■ **STATED TASK**
Here are some records. Copy each one exactly.

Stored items
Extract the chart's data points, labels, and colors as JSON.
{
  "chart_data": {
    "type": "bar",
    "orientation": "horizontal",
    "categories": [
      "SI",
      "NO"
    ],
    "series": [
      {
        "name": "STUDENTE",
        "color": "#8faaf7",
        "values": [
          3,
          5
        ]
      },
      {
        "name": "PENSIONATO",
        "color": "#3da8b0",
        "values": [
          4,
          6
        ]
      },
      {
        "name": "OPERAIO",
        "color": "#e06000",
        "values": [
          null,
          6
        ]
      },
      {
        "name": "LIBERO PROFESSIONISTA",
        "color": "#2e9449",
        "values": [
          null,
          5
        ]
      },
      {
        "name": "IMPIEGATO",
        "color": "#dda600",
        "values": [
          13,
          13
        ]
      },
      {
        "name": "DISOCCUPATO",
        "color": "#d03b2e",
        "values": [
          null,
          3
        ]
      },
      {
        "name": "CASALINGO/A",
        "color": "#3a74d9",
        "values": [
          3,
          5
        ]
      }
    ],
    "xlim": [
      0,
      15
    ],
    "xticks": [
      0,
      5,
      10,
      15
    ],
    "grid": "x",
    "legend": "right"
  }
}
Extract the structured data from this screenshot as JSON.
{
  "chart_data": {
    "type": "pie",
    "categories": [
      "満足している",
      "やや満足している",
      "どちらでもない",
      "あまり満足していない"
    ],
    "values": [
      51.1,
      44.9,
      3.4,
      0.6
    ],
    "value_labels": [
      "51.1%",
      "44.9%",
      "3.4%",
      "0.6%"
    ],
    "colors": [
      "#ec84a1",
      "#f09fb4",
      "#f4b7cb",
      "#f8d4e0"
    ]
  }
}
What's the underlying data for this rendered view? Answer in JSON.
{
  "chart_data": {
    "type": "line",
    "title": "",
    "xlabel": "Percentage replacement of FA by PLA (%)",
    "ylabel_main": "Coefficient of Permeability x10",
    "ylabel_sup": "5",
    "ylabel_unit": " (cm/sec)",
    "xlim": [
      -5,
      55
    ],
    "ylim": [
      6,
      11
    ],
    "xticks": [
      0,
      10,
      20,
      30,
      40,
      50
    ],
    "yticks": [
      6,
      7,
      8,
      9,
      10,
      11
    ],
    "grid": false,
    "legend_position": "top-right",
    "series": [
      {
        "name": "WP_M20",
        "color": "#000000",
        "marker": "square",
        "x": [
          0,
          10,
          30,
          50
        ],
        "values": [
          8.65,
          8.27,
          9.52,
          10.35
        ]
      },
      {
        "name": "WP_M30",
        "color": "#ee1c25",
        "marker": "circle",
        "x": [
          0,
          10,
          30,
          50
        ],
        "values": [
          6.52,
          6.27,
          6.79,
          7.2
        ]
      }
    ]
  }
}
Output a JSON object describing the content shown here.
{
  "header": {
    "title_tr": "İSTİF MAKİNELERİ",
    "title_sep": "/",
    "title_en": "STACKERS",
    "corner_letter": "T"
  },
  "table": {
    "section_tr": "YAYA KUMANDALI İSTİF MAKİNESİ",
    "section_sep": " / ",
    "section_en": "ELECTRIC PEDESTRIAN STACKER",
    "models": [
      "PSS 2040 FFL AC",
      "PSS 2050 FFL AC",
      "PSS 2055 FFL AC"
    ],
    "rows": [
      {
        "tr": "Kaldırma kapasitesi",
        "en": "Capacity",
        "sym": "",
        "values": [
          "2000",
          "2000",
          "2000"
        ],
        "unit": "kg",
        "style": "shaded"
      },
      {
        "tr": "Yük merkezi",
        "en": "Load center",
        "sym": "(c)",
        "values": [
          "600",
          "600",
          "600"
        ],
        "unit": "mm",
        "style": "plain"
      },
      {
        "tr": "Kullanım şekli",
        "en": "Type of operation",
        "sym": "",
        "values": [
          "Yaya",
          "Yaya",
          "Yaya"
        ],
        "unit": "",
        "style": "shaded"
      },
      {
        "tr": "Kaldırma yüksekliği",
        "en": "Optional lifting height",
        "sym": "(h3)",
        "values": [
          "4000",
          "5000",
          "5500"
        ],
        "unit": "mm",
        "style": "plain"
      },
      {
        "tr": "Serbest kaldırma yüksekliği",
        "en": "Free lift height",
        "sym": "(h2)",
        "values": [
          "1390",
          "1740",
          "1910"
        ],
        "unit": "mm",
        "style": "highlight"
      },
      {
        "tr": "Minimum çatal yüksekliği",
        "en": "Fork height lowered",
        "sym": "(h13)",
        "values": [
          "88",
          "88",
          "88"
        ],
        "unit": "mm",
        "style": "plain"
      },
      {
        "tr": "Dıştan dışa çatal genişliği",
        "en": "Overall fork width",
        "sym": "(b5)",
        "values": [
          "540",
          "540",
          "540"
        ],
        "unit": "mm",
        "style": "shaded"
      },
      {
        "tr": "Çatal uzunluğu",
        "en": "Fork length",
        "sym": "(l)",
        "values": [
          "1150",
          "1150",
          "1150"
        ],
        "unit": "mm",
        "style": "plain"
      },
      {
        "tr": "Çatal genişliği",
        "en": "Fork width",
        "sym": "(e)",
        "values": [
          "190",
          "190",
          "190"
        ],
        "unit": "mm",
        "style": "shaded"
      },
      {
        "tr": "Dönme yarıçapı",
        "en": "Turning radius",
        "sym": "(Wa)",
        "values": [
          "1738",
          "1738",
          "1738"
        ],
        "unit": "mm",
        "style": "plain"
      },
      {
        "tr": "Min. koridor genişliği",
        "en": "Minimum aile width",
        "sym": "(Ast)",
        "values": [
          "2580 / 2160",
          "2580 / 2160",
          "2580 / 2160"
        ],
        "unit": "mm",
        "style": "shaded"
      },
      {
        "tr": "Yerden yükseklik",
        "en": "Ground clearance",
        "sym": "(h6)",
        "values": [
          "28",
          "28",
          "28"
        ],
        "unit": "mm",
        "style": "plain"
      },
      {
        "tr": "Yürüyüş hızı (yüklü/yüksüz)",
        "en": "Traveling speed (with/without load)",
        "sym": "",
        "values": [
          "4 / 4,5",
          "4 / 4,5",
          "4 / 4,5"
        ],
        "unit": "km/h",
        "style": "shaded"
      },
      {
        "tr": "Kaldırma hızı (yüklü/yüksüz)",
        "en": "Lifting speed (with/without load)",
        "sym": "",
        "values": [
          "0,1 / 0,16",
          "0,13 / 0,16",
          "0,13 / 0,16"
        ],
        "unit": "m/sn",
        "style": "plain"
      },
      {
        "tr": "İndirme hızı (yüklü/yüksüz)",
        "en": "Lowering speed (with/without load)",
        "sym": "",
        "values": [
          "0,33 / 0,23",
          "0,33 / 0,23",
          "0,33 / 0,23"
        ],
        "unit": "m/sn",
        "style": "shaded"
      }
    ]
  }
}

■ **EXERCISE RESULT**
Extract the chart's data points, labels, and colors as JSON.
{
  "chart_data": {
    "type": "bar",
    "orientation": "horizontal",
    "categories": [
      "SI",
      "NO"
    ],
    "series": [
      {
        "name": "STUDENTE",
        "color": "#8faaf7",
        "values": [
          3,
          5
        ]
      },
      {
        "name": "PENSIONATO",
        "color": "#3da8b0",
        "values": [
          4,
          6
        ]
      },
      {
        "name": "OPERAIO",
        "color": "#e06000",
        "values": [
          null,
          6
        ]
      },
      {
        "name": "LIBERO PROFESSIONISTA",
        "color": "#2e9449",
        "values": [
          null,
          5
        ]
      },
      {
        "name": "IMPIEGATO",
        "color": "#dda600",
        "values": [
          13,
          13
        ]
      },
      {
        "name": "DISOCCUPATO",
        "color": "#d03b2e",
        "values": [
          null,
          3
        ]
      },
      {
        "name": "CASALINGO/A",
        "color": "#3a74d9",
        "values": [
          3,
          5
        ]
      }
    ],
    "xlim": [
      0,
      15
    ],
    "xticks": [
      0,
      5,
      10,
      15
    ],
    "grid": "x",
    "legend": "right"
  }
}
Extract the structured data from this screenshot as JSON.
{
  "chart_data": {
    "type": "pie",
    "categories": [
      "満足している",
      "やや満足している",
      "どちらでもない",
      "あまり満足していない"
    ],
    "values": [
      51.1,
      44.9,
      3.4,
      0.6
    ],
    "value_labels": [
      "51.1%",
      "44.9%",
      "3.4%",
      "0.6%"
    ],
    "colors": [
      "#ec84a1",
      "#f09fb4",
      "#f4b7cb",
      "#f8d4e0"
    ]
  }
}
What's the underlying data for this rendered view? Answer in JSON.
{
  "chart_data": {
    "type": "line",
    "title": "",
    "xlabel": "Percentage replacement of FA by PLA (%)",
    "ylabel_main": "Coefficient of Permeability x10",
    "ylabel_sup": "5",
    "ylabel_unit": " (cm/sec)",
    "xlim": [
      -5,
      55
    ],
    "ylim": [
      6,
      11
    ],
    "xticks": [
      0,
      10,
      20,
      30,
      40,
      50
    ],
    "yticks": [
      6,
      7,
      8,
      9,
      10,
      11
    ],
    "grid": false,
    "legend_position": "top-right",
    "series": [
      {
        "name": "WP_M20",
        "color": "#000000",
        "marker": "square",
        "x": [
          0,
          10,
          30,
          50
        ],
        "values": [
          8.65,
          8.27,
          9.52,
          10.35
        ]
      },
      {
        "name": "WP_M30",
        "color": "#ee1c25",
        "marker": "circle",
        "x": [
          0,
          10,
          30,
          50
        ],
        "values": [
          6.52,
          6.27,
          6.79,
          7.2
        ]
      }
    ]
  }
}
Output a JSON object describing the content shown here.
{
  "header": {
    "title_tr": "İSTİF MAKİNELERİ",
    "title_sep": "/",
    "title_en": "STACKERS",
    "corner_letter": "T"
  },
  "table": {
    "section_tr": "YAYA KUMANDALI İSTİF MAKİNESİ",
    "section_sep": " / ",
    "section_en": "ELECTRIC PEDESTRIAN STACKER",
    "models": [
      "PSS 2040 FFL AC",
      "PSS 2050 FFL AC",
      "PSS 2055 FFL AC"
    ],
    "rows": [
      {
        "tr": "Kaldırma kapasitesi",
        "en": "Capacity",
        "sym": "",
        "values": [
          "2000",
          "2000",
          "2000"
        ],
        "unit": "kg",
        "style": "shaded"
      },
      {
        "tr": "Yük merkezi",
        "en": "Load center",
        "sym": "(c)",
        "values": [
          "600",
          "600",
          "600"
        ],
        "unit": "mm",
        "style": "plain"
      },
      {
        "tr": "Kullanım şekli",
        "en": "Type of operation",
        "sym": "",
        "values": [
          "Yaya",
          "Yaya",
          "Yaya"
        ],
        "unit": "",
        "style": "shaded"
      },
      {
        "tr": "Kaldırma yüksekliği",
        "en": "Optional lifting height",
        "sym": "(h3)",
        "values": [
          "4000",
          "5000",
          "5500"
        ],
        "unit": "mm",
        "style": "plain"
      },
      {
        "tr": "Serbest kaldırma yüksekliği",
        "en": "Free lift height",
        "sym": "(h2)",
        "values": [
          "1390",
          "1740",
          "1910"
        ],
        "unit": "mm",
        "style": "highlight"
      },
      {
        "tr": "Minimum çatal yüksekliği",
        "en": "Fork height lowered",
        "sym": "(h13)",
        "values": [
          "88",
          "88",
          "88"
        ],
        "unit": "mm",
        "style": "plain"
      },
      {
        "tr": "Dıştan dışa çatal genişliği",
        "en": "Overall fork width",
        "sym": "(b5)",
        "values": [
          "540",
          "540",
          "540"
        ],
        "unit": "mm",
        "style": "shaded"
      },
      {
        "tr": "Çatal uzunluğu",
        "en": "Fork length",
        "sym": "(l)",
        "values": [
          "1150",
          "1150",
          "1150"
        ],
        "unit": "mm",
        "style": "plain"
      },
      {
        "tr": "Çatal genişliği",
        "en": "Fork width",
        "sym": "(e)",
        "values": [
          "190",
          "190",
          "190"
        ],
        "unit": "mm",
        "style": "shaded"
      },
      {
        "tr": "Dönme yarıçapı",
        "en": "Turning radius",
        "sym": "(Wa)",
        "values": [
          "1738",
          "1738",
          "1738"
        ],
        "unit": "mm",
        "style": "plain"
      },
      {
        "tr": "Min. koridor genişliği",
        "en": "Minimum aile width",
        "sym": "(Ast)",
        "values": [
          "2580 / 2160",
          "2580 / 2160",
          "2580 / 2160"
        ],
        "unit": "mm",
        "style": "shaded"
      },
      {
        "tr": "Yerden yükseklik",
        "en": "Ground clearance",
        "sym": "(h6)",
        "values": [
          "28",
          "28",
          "28"
        ],
        "unit": "mm",
        "style": "plain"
      },
      {
        "tr": "Yürüyüş hızı (yüklü/yüksüz)",
        "en": "Traveling speed (with/without load)",
        "sym": "",
        "values": [
          "4 / 4,5",
          "4 / 4,5",
          "4 / 4,5"
        ],
        "unit": "km/h",
        "style": "shaded"
      },
      {
        "tr": "Kaldırma hızı (yüklü/yüksüz)",
        "en": "Lifting speed (with/without load)",
        "sym": "",
        "values": [
          "0,1 / 0,16",
          "0,13 / 0,16",
          "0,13 / 0,16"
        ],
        "unit": "m/sn",
        "style": "plain"
      },
      {
        "tr": "İndirme hızı (yüklü/yüksüz)",
        "en": "Lowering speed (with/without load)",
        "sym": "",
        "values": [
          "0,33 / 0,23",
          "0,33 / 0,23",
          "0,33 / 0,23"
        ],
        "unit": "m/sn",
        "style": "shaded"
      }
    ]
  }
}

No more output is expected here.